### Records from a dataset
________

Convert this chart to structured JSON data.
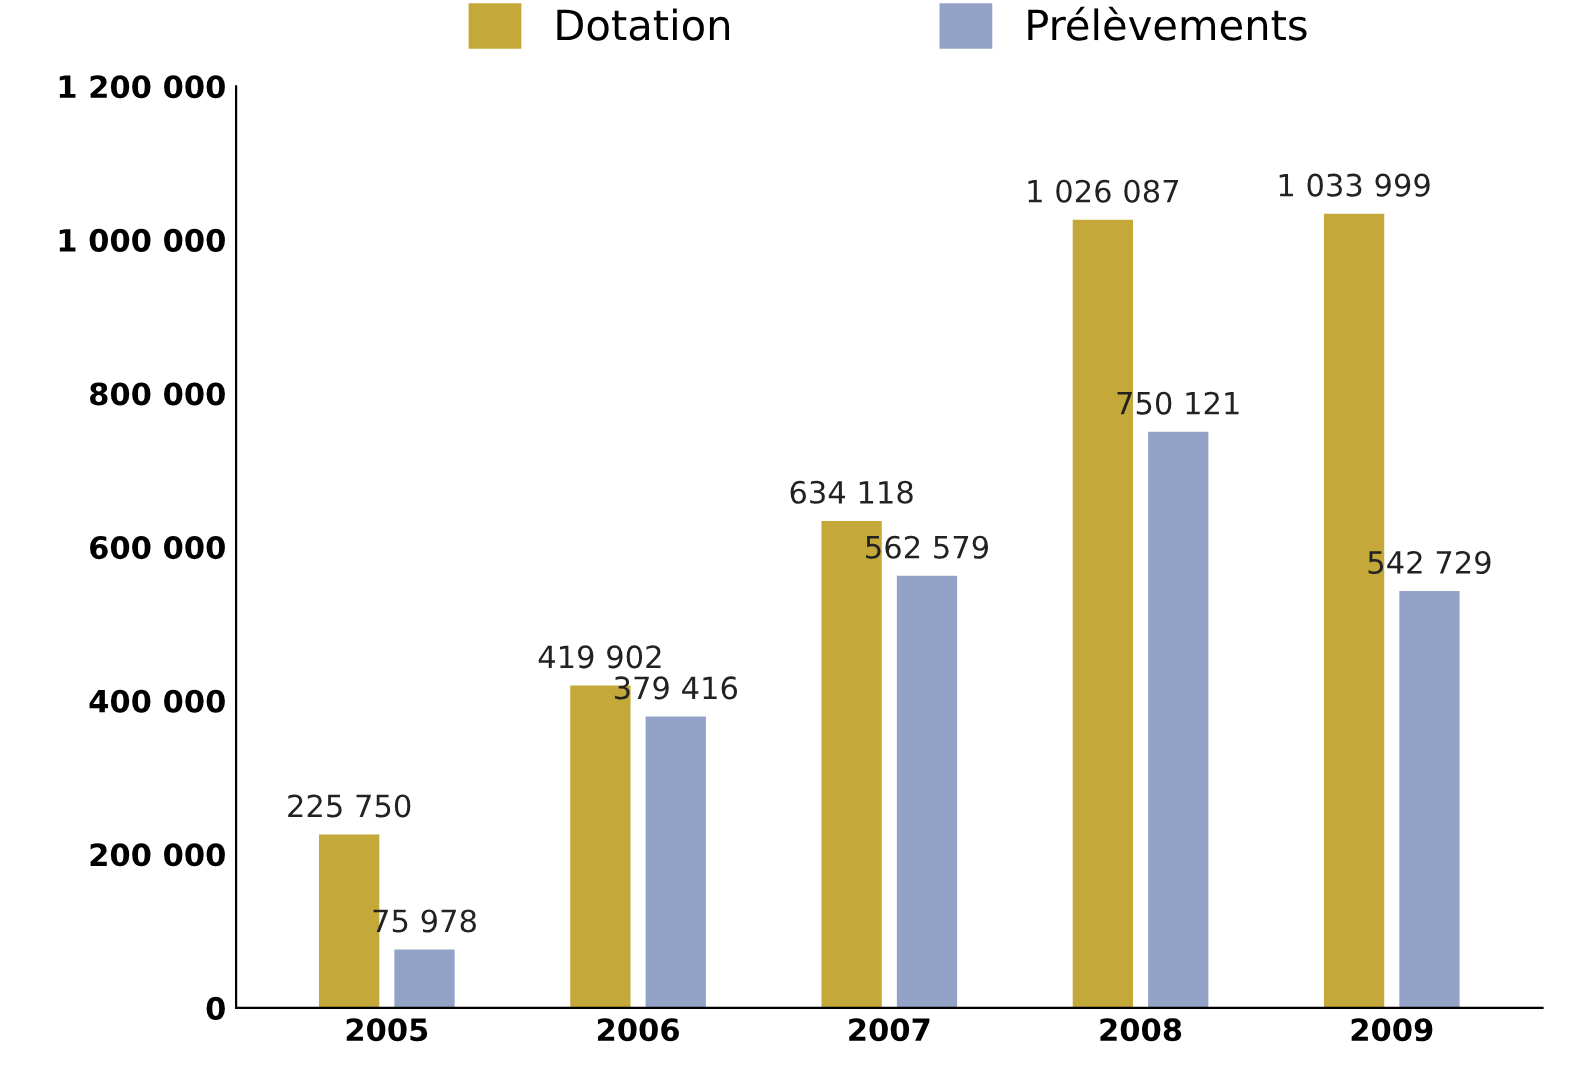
{
  "chart_data": {
    "type": "bar",
    "categories": [
      "2005",
      "2006",
      "2007",
      "2008",
      "2009"
    ],
    "series": [
      {
        "name": "Dotation",
        "color": "#c4a83a",
        "values": [
          225750,
          419902,
          634118,
          1026087,
          1033999
        ],
        "value_labels": [
          "225 750",
          "419 902",
          "634 118",
          "1 026 087",
          "1 033 999"
        ]
      },
      {
        "name": "Prélèvements",
        "color": "#93a3c8",
        "values": [
          75978,
          379416,
          562579,
          750121,
          542729
        ],
        "value_labels": [
          "75 978",
          "379 416",
          "562 579",
          "750 121",
          "542 729"
        ]
      }
    ],
    "ylim": [
      0,
      1200000
    ],
    "yticks": [
      {
        "value": 0,
        "label": "0"
      },
      {
        "value": 200000,
        "label": "200 000"
      },
      {
        "value": 400000,
        "label": "400 000"
      },
      {
        "value": 600000,
        "label": "600 000"
      },
      {
        "value": 800000,
        "label": "800 000"
      },
      {
        "value": 1000000,
        "label": "1 000 000"
      },
      {
        "value": 1200000,
        "label": "1 200 000"
      }
    ],
    "legend": "top",
    "grid": false
  }
}
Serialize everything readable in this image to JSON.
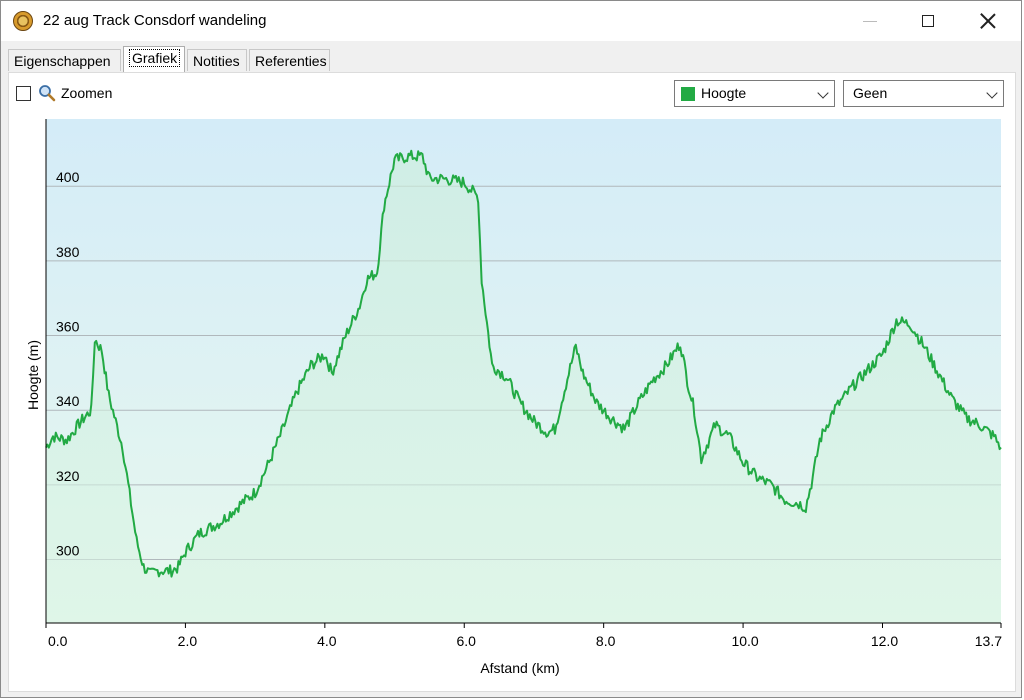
{
  "window": {
    "title": "22 aug Track Consdorf wandeling"
  },
  "tabs": [
    {
      "label": "Eigenschappen"
    },
    {
      "label": "Grafiek",
      "active": true
    },
    {
      "label": "Notities"
    },
    {
      "label": "Referenties"
    }
  ],
  "toolbar": {
    "zoom_label": "Zoomen",
    "zoom_checked": false,
    "series_select": "Hoogte",
    "series_color": "#22aa44",
    "secondary_select": "Geen"
  },
  "chart_data": {
    "type": "area",
    "xlabel": "Afstand  (km)",
    "ylabel": "Hoogte (m)",
    "xlim": [
      0,
      13.7
    ],
    "ylim": [
      283,
      418
    ],
    "x_ticks": [
      "0.0",
      "2.0",
      "4.0",
      "6.0",
      "8.0",
      "10.0",
      "12.0",
      "13.7"
    ],
    "y_ticks": [
      "300",
      "320",
      "340",
      "360",
      "380",
      "400"
    ],
    "grid": true,
    "series": [
      {
        "color": "#22aa44",
        "x": [
          0.0,
          0.1,
          0.3,
          0.5,
          0.65,
          0.7,
          0.8,
          0.9,
          1.1,
          1.3,
          1.4,
          1.5,
          1.6,
          1.8,
          1.9,
          2.0,
          2.2,
          2.5,
          2.8,
          3.0,
          3.2,
          3.4,
          3.6,
          3.8,
          4.0,
          4.1,
          4.3,
          4.5,
          4.6,
          4.75,
          4.85,
          5.0,
          5.2,
          5.4,
          5.5,
          5.7,
          6.0,
          6.2,
          6.25,
          6.4,
          6.6,
          6.8,
          7.0,
          7.2,
          7.3,
          7.5,
          7.6,
          7.7,
          7.9,
          8.1,
          8.3,
          8.5,
          8.7,
          8.9,
          9.0,
          9.1,
          9.2,
          9.3,
          9.4,
          9.6,
          9.8,
          10.0,
          10.2,
          10.4,
          10.6,
          10.8,
          10.9,
          11.0,
          11.1,
          11.3,
          11.6,
          11.8,
          12.0,
          12.2,
          12.4,
          12.6,
          12.8,
          13.0,
          13.2,
          13.4,
          13.6,
          13.7
        ],
        "values": [
          330,
          333,
          332,
          337,
          340,
          359,
          356,
          344,
          330,
          305,
          298,
          296,
          297,
          297,
          298,
          302,
          307,
          310,
          315,
          318,
          326,
          335,
          345,
          352,
          355,
          350,
          360,
          368,
          375,
          377,
          395,
          407,
          408,
          408,
          402,
          402,
          401,
          397,
          375,
          352,
          349,
          342,
          337,
          334,
          335,
          350,
          357,
          350,
          342,
          338,
          335,
          342,
          348,
          352,
          355,
          358,
          348,
          340,
          327,
          336,
          333,
          326,
          322,
          320,
          316,
          315,
          314,
          322,
          332,
          340,
          347,
          351,
          355,
          364,
          363,
          357,
          350,
          343,
          338,
          336,
          333,
          330
        ]
      }
    ]
  }
}
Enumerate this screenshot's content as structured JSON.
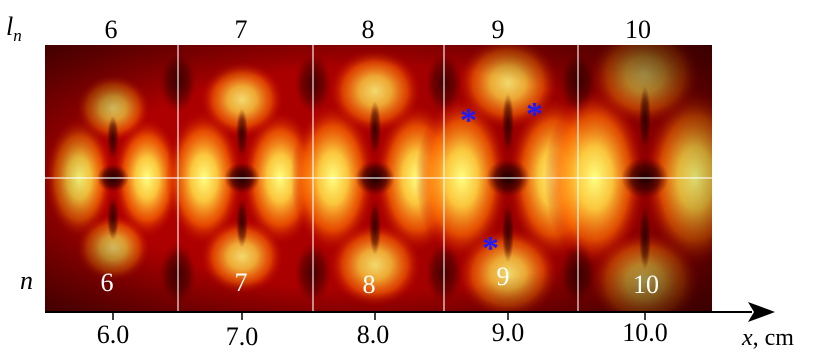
{
  "figure": {
    "top_axis": {
      "symbol": "l",
      "subscript": "n",
      "values": [
        "6",
        "7",
        "8",
        "9",
        "10"
      ]
    },
    "bottom_axis": {
      "ticks": [
        "6.0",
        "7.0",
        "8.0",
        "9.0",
        "10.0"
      ],
      "unit_var": "x",
      "unit_rest": ", cm"
    },
    "inner": {
      "n_symbol": "n",
      "n_values": [
        "6",
        "7",
        "8",
        "9",
        "10"
      ]
    },
    "markers": [
      "*",
      "*",
      "*"
    ],
    "colors": {
      "background": "#ffffff",
      "map_dark": "#1a0000",
      "map_red": "#c00000",
      "map_orange": "#ff7a00",
      "map_yellow": "#ffff66",
      "marker": "#1a1aff",
      "guides": "#ffffff"
    }
  }
}
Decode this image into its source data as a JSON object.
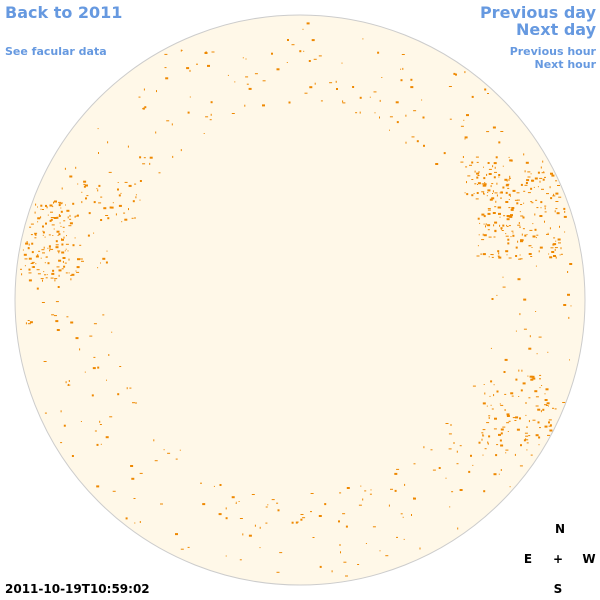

________

### Work to complete
Scan the material above. Copy each line that holds the word "Hoogte".

### Written answer
    "series_select": "Hoogte",
    "ylabel": "Hoogte (m)",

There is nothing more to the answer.